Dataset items
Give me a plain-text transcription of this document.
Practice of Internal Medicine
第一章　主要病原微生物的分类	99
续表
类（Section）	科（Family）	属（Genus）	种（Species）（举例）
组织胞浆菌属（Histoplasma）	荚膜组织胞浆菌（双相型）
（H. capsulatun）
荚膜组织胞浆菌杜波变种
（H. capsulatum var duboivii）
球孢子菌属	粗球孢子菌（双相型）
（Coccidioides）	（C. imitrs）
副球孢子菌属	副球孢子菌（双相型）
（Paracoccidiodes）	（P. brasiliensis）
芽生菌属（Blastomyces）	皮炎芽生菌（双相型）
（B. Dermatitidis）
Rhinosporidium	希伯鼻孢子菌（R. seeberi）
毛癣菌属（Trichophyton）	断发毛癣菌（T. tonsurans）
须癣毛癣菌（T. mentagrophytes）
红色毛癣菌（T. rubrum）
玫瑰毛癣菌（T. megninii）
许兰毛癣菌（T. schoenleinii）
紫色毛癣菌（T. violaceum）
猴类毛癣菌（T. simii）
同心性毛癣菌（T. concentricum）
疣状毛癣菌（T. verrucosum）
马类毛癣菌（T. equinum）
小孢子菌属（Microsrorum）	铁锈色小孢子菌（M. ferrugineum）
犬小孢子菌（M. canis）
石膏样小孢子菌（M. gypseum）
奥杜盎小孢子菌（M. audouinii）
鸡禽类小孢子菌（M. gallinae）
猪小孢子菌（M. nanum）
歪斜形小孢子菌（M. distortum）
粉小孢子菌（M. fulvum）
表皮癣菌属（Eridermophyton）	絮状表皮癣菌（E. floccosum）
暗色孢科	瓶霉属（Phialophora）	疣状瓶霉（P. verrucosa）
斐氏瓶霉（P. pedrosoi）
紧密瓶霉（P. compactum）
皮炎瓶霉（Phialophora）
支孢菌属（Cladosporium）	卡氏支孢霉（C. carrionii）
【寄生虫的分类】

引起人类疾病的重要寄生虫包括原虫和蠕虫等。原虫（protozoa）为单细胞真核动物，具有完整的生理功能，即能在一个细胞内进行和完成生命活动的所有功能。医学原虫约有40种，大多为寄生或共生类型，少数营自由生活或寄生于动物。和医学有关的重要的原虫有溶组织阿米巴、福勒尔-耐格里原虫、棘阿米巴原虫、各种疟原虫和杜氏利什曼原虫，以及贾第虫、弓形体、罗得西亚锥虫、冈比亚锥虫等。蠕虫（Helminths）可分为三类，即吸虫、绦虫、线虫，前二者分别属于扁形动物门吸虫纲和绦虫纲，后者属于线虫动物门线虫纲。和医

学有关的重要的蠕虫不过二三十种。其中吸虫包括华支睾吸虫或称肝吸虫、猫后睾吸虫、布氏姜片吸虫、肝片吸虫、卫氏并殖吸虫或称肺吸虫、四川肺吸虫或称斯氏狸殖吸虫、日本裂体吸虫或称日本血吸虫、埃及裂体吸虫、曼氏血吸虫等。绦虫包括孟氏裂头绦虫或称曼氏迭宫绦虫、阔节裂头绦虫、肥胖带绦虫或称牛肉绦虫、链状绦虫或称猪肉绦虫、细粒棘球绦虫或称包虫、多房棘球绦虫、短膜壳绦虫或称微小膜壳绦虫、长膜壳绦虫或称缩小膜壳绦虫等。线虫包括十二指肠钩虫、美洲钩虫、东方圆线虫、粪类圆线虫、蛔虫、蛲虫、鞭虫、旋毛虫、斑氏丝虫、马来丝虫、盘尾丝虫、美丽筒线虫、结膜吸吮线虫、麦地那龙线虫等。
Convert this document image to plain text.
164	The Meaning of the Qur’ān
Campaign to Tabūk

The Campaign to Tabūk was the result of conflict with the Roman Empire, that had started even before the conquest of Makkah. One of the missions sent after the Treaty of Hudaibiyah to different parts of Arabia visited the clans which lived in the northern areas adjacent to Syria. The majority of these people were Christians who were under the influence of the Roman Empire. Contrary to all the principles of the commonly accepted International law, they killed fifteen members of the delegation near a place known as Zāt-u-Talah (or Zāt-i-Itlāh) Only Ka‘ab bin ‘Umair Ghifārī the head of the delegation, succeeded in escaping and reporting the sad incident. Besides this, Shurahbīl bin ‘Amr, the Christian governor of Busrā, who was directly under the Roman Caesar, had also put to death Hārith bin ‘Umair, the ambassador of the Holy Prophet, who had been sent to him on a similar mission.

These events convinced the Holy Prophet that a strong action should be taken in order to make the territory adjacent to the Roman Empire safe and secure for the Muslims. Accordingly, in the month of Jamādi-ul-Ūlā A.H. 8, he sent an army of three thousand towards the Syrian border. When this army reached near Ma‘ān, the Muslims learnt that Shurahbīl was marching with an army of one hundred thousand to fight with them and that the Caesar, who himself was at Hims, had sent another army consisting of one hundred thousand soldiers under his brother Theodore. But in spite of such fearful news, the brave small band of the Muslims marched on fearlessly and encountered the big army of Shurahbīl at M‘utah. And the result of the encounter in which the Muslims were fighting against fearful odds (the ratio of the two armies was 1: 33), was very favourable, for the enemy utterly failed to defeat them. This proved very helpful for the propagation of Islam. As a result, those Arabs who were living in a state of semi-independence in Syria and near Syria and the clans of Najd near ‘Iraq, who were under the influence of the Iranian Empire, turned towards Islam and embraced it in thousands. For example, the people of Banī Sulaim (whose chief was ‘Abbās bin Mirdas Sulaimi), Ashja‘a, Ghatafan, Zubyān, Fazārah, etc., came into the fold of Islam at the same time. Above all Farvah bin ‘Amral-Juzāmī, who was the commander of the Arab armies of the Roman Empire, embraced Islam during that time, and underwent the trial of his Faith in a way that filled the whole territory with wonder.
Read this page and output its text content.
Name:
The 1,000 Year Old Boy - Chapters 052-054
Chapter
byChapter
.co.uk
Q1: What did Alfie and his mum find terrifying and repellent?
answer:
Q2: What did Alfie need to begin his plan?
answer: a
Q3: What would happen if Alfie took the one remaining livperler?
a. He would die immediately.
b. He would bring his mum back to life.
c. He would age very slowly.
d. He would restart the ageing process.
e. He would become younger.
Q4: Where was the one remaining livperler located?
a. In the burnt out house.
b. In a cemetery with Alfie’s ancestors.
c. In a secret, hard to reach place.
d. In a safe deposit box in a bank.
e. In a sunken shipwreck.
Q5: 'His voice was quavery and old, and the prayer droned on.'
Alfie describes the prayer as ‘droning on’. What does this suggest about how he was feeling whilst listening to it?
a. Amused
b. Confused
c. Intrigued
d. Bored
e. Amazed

**GIVEN EXERCISE**
Looking at the data above, show all lines where the word "plain" occurs.

**FINAL RESULT**
Give me a plain-text transcription of this document.
Convert this document image to plain text.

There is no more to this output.